> Extracted data entries

** start **

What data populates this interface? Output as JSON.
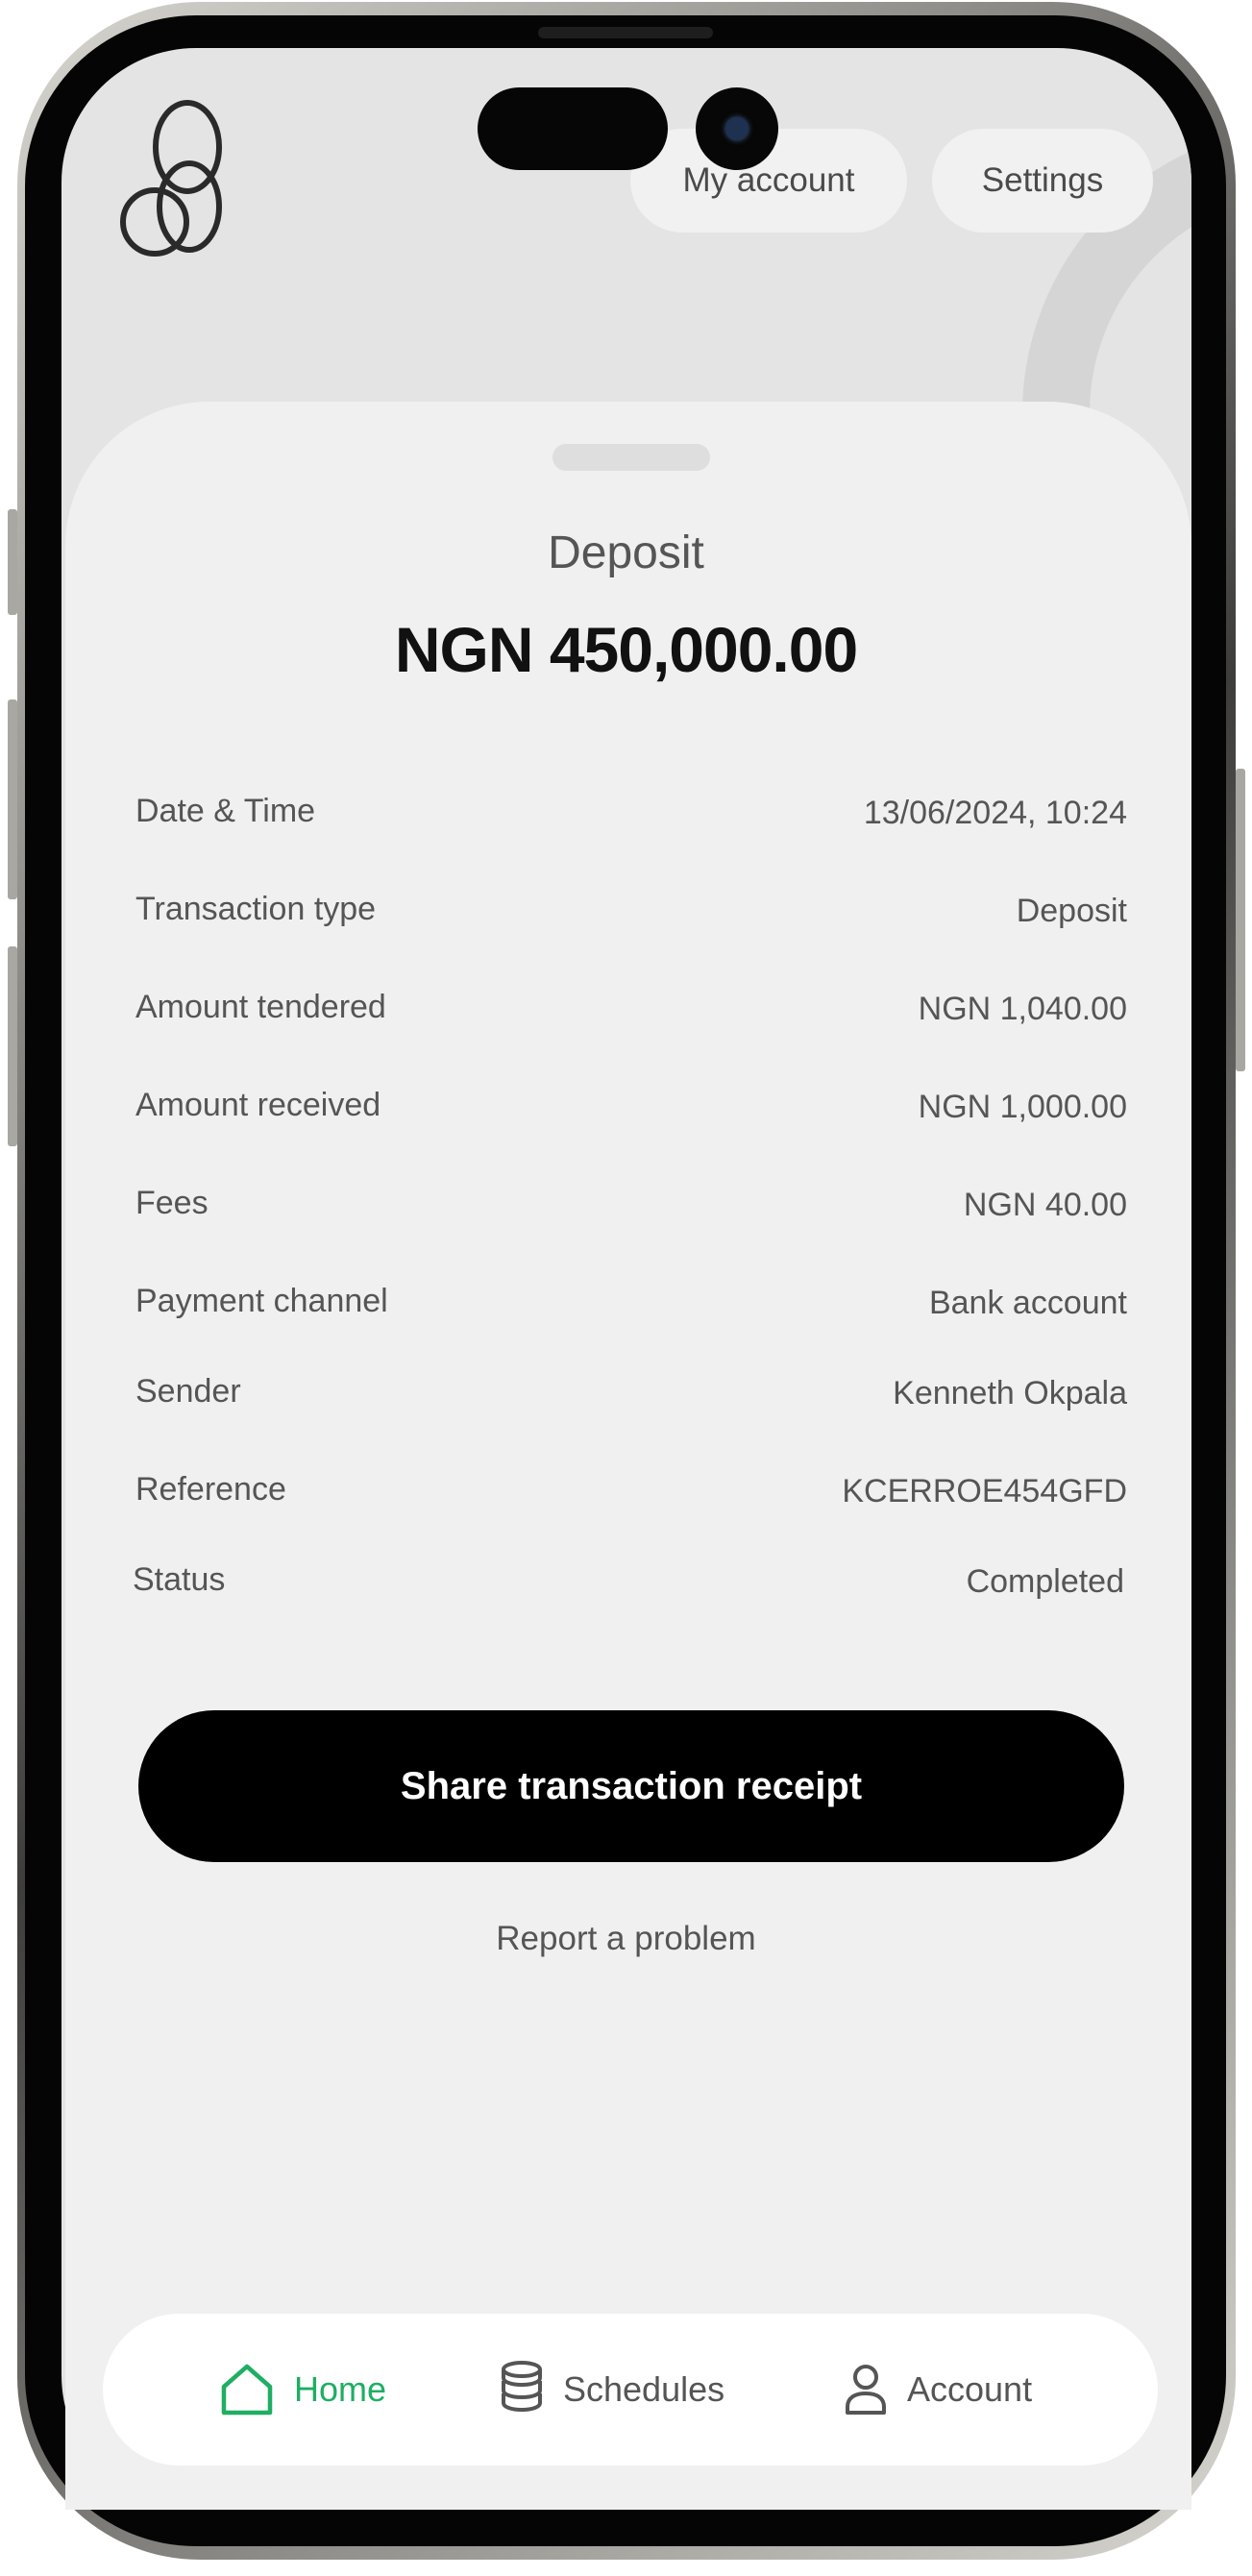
{
  "header": {
    "my_account_label": "My account",
    "settings_label": "Settings"
  },
  "transaction": {
    "type": "Deposit",
    "amount": "NGN 450,000.00",
    "details": [
      {
        "label": "Date & Time",
        "value": "13/06/2024, 10:24"
      },
      {
        "label": "Transaction type",
        "value": "Deposit"
      },
      {
        "label": "Amount tendered",
        "value": "NGN 1,040.00"
      },
      {
        "label": "Amount received",
        "value": "NGN 1,000.00"
      },
      {
        "label": "Fees",
        "value": "NGN 40.00"
      },
      {
        "label": "Payment channel",
        "value": "Bank account"
      },
      {
        "label": "Sender",
        "value": "Kenneth Okpala"
      },
      {
        "label": "Reference",
        "value": "KCERROE454GFD"
      },
      {
        "label": "Status",
        "value": "Completed"
      }
    ]
  },
  "actions": {
    "share_label": "Share transaction receipt",
    "report_label": "Report a problem"
  },
  "nav": {
    "items": [
      {
        "label": "Home",
        "icon": "home-icon",
        "active": true
      },
      {
        "label": "Schedules",
        "icon": "coins-stack-icon",
        "active": false
      },
      {
        "label": "Account",
        "icon": "user-icon",
        "active": false
      }
    ]
  },
  "colors": {
    "accent": "#1fae63",
    "primary_button": "#000000",
    "sheet_background": "#f0f0f0",
    "screen_background": "#e4e4e4"
  }
}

** end **

> Exercise details
Select every line in the records above that contains the word "type".

> Solved exercise
    "type": "Deposit",
        "label": "Transaction type",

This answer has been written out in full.